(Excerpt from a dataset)
────────────────

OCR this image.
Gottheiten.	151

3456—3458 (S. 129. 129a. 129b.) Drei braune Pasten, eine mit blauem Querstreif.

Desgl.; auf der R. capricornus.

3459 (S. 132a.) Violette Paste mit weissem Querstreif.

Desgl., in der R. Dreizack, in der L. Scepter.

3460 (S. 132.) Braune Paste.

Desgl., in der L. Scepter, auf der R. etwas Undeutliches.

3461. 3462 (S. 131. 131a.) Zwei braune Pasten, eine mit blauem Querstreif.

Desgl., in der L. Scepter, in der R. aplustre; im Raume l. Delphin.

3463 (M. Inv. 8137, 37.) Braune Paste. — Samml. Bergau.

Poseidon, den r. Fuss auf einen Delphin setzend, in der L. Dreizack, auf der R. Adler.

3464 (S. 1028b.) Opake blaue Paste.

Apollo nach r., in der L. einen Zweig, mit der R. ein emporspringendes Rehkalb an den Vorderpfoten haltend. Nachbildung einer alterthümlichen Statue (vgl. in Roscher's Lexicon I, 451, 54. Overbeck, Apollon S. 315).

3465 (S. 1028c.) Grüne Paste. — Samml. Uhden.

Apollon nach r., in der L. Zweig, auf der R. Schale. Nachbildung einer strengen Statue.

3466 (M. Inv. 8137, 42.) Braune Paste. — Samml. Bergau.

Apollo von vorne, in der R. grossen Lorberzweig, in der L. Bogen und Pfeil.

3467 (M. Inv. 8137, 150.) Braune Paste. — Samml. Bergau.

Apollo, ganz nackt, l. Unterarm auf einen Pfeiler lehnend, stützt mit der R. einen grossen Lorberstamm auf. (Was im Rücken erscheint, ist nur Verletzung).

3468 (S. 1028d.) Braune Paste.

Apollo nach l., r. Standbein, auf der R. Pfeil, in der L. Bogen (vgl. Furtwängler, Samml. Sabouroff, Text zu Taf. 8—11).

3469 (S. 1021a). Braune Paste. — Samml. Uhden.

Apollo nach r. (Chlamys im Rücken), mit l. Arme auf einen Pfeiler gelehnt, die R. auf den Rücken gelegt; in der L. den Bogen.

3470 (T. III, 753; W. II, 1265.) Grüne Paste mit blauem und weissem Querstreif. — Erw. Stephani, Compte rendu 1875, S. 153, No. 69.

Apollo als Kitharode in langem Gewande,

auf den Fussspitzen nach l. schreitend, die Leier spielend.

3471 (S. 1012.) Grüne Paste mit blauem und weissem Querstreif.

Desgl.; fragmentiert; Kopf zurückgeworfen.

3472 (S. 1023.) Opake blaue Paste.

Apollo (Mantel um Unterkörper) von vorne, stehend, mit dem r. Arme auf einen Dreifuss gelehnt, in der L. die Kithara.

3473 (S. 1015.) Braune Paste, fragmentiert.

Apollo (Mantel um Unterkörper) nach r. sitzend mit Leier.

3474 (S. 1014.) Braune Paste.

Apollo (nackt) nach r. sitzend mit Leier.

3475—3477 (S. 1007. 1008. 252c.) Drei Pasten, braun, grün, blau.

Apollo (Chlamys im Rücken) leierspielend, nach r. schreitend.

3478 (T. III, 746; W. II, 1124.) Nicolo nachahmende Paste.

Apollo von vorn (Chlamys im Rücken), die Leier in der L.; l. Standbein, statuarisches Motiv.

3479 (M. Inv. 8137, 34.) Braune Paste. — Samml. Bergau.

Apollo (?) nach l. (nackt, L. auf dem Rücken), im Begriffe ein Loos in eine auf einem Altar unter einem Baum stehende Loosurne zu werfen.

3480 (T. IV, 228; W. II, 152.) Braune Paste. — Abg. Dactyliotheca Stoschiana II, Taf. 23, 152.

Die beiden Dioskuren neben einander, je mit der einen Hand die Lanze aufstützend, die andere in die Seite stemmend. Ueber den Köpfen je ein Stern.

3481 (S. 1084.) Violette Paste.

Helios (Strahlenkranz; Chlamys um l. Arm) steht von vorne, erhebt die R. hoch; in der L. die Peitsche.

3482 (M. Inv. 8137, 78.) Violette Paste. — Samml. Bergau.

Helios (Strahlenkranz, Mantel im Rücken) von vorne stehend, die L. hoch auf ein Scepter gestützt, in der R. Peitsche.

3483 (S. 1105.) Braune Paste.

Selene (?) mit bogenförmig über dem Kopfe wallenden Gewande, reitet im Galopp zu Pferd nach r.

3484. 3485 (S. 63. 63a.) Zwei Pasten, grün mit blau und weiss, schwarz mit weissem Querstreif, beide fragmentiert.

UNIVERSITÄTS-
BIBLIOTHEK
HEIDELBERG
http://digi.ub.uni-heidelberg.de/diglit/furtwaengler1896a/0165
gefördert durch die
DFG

────────────────

Select the lines in this material that hold the word "Opake", leaving none out.

## Complete output
3464 (S. 1028b.) Opake blaue Paste.
3472 (S. 1023.) Opake blaue Paste.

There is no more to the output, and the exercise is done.